■ **What you are asked to do**
Find every line with the word "surface". Copy those lines.

Saved entries:
================

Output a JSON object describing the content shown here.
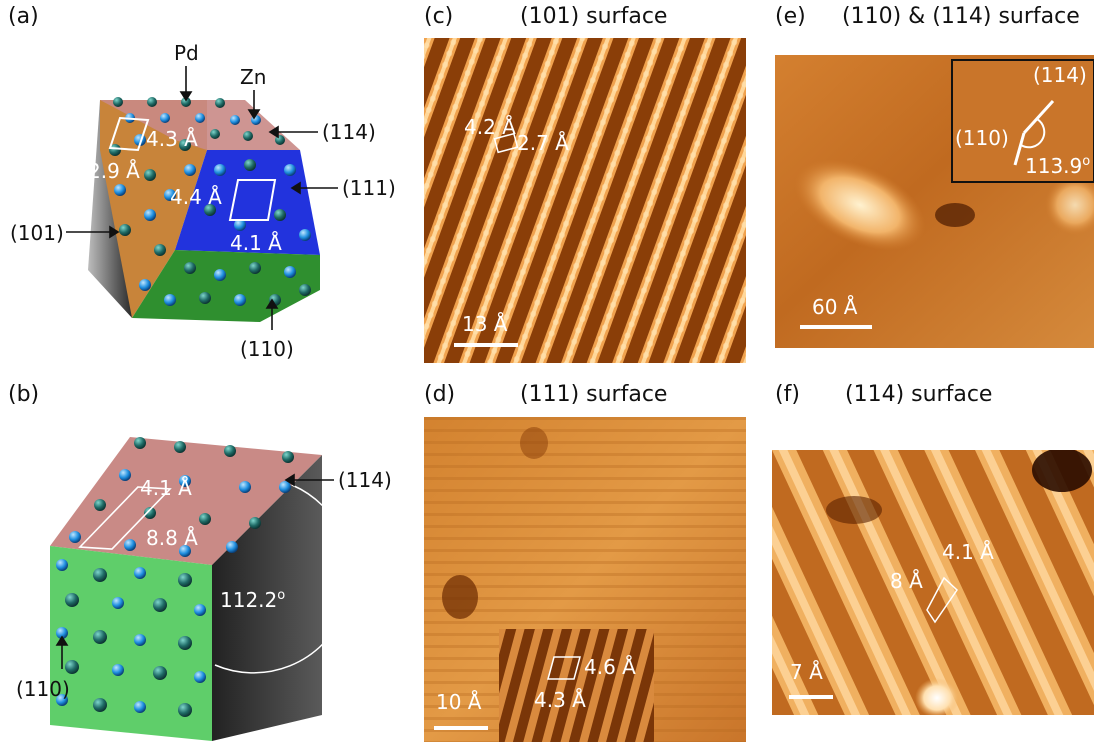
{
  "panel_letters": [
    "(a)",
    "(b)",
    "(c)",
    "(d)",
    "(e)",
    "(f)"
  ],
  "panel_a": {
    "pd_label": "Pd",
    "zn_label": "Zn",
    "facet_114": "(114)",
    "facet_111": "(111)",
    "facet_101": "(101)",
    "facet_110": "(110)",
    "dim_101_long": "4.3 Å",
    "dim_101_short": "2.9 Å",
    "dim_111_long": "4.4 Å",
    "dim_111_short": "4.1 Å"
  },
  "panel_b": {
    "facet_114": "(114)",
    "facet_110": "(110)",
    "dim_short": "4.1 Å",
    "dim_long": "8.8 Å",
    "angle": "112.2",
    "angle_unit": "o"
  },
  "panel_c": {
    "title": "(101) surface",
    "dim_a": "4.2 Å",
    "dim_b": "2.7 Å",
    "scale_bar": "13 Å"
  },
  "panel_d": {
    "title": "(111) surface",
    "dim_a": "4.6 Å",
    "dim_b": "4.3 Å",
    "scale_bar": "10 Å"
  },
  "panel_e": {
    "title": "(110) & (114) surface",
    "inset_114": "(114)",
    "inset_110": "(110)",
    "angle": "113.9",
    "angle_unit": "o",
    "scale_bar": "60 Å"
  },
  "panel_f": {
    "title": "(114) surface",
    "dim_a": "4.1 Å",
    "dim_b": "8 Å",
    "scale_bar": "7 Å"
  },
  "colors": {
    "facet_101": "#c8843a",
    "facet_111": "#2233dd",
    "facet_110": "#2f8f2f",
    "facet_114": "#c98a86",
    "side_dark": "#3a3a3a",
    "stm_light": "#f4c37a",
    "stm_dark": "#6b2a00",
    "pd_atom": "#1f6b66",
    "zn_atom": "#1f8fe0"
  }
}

================

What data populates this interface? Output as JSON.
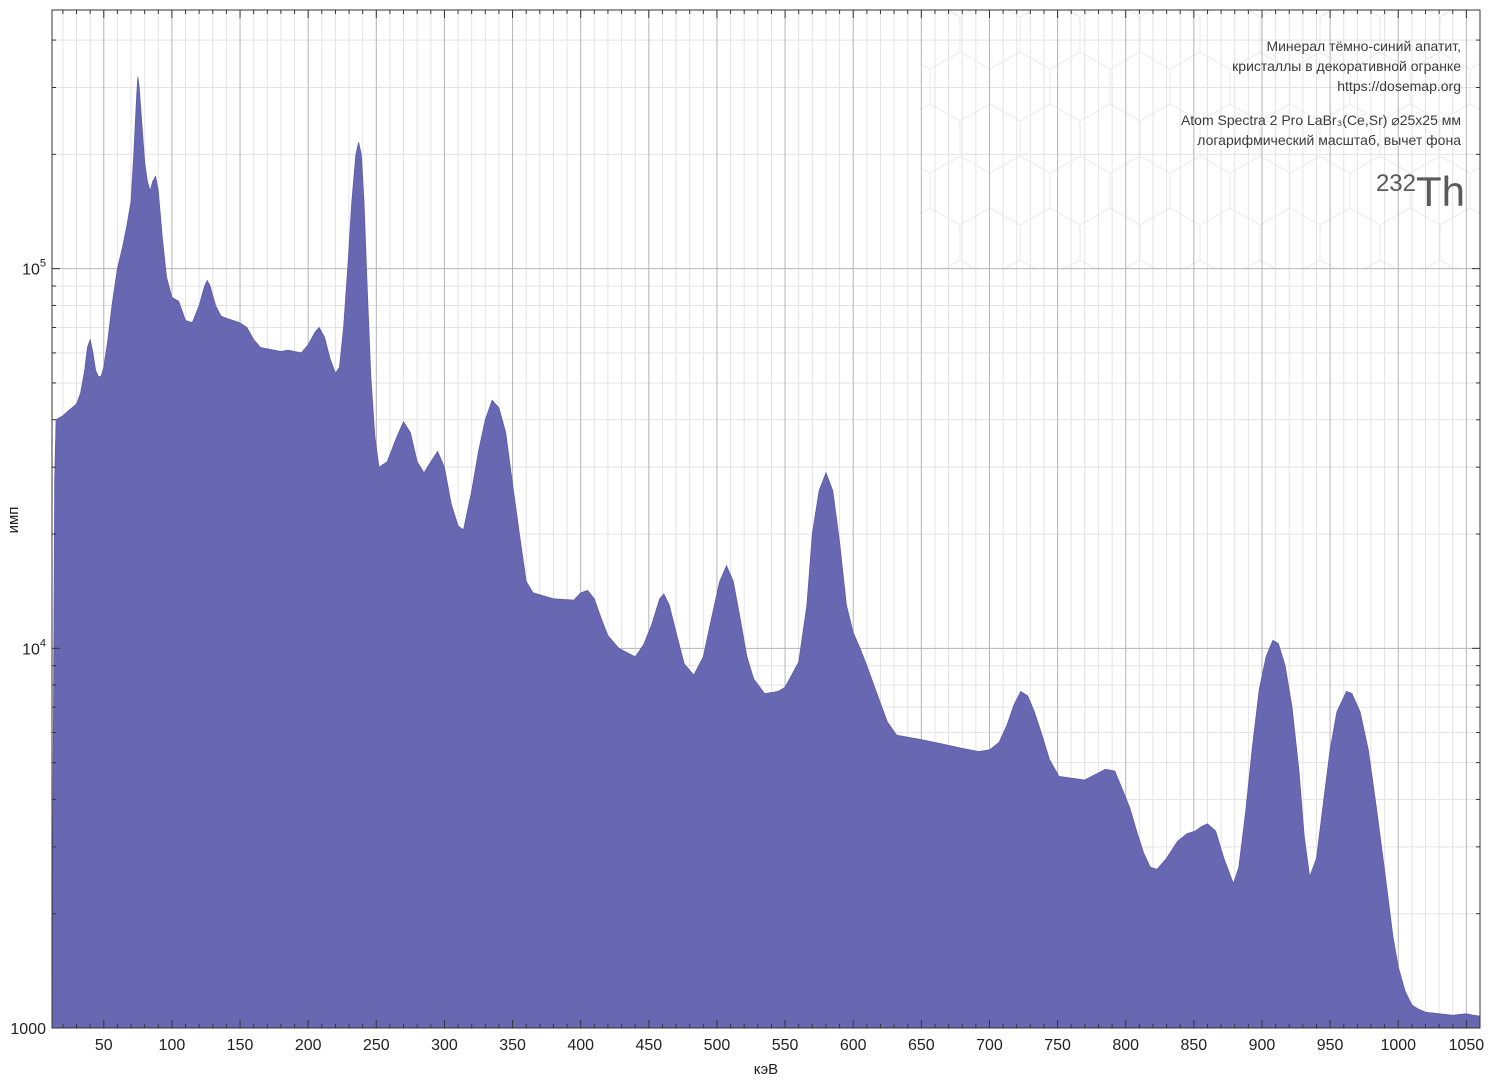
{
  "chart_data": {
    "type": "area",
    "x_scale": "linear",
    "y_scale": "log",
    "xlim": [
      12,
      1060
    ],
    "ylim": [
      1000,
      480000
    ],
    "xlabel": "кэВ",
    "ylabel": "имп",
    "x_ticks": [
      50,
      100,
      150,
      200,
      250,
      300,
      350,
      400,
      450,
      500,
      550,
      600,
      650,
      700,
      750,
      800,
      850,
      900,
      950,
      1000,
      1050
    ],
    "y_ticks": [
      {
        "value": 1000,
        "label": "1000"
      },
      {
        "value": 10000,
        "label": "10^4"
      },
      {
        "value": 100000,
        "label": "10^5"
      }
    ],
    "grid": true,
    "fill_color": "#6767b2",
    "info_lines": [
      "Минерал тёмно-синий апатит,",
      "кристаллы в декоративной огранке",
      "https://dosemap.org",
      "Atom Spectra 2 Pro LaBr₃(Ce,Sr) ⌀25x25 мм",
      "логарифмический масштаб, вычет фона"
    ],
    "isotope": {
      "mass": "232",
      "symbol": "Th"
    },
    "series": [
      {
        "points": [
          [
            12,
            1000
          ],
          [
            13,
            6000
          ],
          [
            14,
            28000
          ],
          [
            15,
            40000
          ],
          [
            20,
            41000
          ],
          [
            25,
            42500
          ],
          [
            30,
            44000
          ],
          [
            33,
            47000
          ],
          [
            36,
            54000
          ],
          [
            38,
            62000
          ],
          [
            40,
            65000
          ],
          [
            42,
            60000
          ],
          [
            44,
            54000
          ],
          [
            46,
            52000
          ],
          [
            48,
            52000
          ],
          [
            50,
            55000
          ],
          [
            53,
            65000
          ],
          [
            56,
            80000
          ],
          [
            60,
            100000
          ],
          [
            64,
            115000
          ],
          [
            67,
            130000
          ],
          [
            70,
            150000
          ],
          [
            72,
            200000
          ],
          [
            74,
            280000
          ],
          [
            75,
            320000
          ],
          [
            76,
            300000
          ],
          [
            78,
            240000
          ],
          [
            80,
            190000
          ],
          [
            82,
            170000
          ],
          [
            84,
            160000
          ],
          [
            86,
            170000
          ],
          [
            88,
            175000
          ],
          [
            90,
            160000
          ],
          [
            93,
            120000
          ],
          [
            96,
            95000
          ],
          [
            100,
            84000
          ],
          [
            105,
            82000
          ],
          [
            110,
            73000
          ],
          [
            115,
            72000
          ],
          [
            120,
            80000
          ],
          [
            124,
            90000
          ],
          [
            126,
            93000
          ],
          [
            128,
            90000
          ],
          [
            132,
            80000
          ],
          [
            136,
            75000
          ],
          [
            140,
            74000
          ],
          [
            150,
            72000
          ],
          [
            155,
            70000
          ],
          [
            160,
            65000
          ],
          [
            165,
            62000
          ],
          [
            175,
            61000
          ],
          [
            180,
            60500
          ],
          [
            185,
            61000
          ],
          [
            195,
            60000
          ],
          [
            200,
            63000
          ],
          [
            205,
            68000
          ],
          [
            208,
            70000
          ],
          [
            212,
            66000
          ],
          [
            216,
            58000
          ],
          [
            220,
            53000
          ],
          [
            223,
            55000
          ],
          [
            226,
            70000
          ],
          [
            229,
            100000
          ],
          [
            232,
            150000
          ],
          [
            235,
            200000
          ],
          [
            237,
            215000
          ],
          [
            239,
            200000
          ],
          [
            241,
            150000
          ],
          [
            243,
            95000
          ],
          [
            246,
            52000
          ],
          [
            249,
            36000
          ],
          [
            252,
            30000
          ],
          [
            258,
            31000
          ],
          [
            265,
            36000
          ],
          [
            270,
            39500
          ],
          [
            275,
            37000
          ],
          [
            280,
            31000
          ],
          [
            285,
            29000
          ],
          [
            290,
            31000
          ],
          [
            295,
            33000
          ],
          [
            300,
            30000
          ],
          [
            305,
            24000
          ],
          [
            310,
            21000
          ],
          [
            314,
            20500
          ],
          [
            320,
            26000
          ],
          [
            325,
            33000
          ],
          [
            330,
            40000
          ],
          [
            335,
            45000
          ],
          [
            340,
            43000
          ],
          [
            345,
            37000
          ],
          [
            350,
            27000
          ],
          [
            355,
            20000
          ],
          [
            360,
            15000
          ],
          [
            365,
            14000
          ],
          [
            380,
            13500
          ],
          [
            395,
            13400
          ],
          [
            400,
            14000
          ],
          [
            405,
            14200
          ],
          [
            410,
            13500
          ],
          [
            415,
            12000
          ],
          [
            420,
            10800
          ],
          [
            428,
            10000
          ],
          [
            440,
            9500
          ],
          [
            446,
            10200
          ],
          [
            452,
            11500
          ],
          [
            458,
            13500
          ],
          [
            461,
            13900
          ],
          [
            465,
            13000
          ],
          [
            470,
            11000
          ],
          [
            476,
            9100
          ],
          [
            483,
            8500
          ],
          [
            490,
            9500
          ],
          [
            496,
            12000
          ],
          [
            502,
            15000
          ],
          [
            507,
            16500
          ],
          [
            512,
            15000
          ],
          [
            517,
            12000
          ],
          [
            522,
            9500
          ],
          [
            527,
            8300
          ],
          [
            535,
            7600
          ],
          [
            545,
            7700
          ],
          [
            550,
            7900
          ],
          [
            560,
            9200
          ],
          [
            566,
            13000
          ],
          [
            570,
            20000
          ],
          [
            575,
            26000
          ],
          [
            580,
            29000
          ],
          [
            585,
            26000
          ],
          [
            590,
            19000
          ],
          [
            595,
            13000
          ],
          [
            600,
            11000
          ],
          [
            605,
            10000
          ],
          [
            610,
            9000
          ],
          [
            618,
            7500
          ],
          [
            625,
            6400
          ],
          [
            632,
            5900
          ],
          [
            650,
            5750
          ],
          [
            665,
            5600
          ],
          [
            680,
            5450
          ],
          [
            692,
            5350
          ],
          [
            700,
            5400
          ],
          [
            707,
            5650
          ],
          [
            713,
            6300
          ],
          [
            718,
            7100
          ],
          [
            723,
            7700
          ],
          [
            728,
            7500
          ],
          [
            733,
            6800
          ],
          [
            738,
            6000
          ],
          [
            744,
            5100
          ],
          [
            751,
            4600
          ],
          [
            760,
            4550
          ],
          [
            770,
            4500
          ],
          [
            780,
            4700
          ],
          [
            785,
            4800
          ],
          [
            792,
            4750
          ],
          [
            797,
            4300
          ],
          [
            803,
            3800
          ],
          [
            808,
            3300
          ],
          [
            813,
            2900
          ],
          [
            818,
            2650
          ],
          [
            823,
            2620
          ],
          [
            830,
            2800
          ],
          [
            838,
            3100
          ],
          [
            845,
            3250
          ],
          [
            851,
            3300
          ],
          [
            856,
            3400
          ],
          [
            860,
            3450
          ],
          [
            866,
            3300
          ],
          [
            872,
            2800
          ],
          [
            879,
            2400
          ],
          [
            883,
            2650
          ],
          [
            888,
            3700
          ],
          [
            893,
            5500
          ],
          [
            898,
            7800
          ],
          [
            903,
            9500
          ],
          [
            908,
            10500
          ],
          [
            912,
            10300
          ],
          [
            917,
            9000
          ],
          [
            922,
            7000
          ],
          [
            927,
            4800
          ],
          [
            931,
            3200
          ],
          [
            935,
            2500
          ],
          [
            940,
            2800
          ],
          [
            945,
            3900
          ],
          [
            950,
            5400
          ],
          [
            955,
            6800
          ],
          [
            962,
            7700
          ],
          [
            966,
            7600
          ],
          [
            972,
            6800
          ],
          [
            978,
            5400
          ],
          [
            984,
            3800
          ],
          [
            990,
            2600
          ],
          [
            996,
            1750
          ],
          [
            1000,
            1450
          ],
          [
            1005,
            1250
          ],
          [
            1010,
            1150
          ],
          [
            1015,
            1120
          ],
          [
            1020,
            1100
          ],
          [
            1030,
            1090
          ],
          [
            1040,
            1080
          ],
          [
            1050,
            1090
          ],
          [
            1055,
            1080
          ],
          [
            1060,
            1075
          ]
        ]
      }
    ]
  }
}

================

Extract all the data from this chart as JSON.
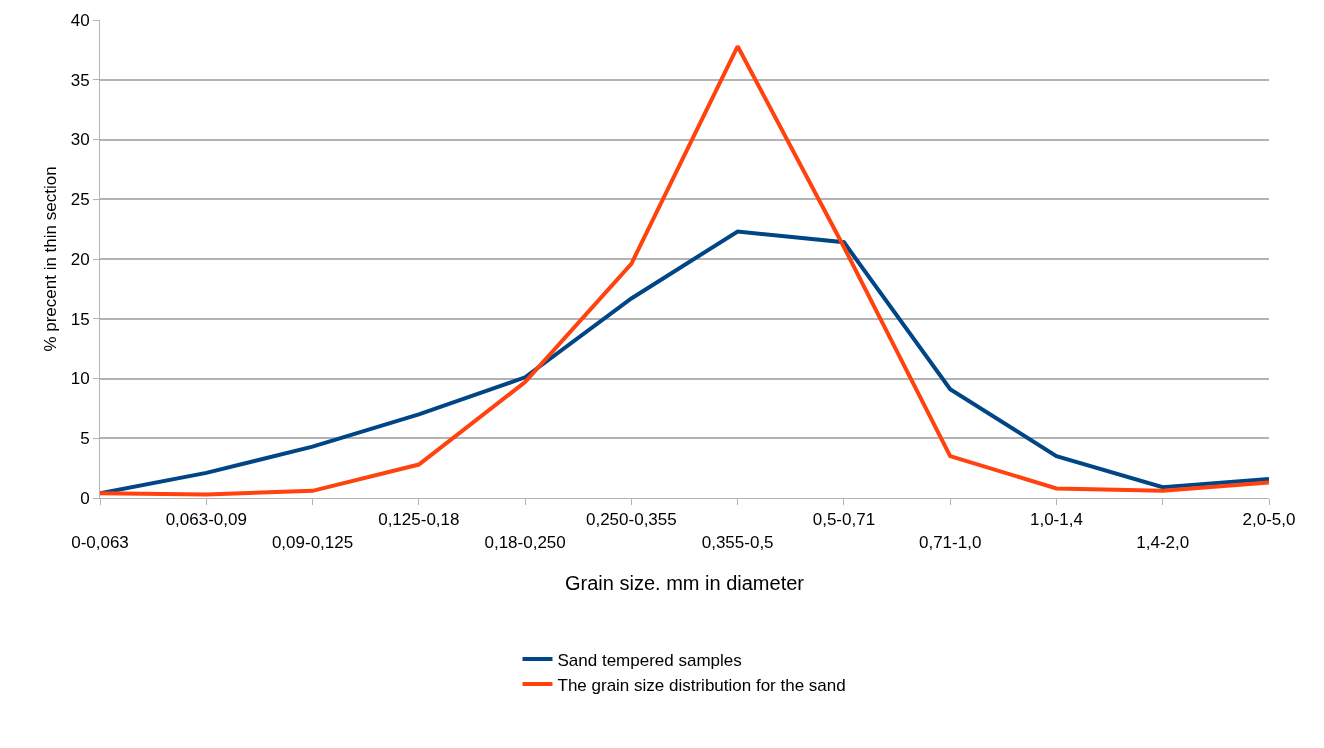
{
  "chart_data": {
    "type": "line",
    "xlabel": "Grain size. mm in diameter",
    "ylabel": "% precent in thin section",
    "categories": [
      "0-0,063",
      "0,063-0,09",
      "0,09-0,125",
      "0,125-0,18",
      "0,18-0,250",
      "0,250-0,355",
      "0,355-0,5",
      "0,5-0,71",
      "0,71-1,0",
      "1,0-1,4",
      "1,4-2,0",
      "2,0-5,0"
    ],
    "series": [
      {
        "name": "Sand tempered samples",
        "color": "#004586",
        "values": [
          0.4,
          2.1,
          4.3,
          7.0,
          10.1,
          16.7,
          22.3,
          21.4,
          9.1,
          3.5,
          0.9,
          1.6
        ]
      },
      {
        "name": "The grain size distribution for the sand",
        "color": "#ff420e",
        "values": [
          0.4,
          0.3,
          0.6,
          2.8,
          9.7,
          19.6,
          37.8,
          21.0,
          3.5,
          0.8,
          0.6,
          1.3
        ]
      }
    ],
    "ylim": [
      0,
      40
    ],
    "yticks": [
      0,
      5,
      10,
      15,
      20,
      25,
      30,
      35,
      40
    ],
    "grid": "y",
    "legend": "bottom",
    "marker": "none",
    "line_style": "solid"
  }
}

================

■ **Solution for this exercise**
    "title": "(101) surface",
    "title": "(111) surface",
    "title": "(110) & (114) surface",
    "title": "(114) surface",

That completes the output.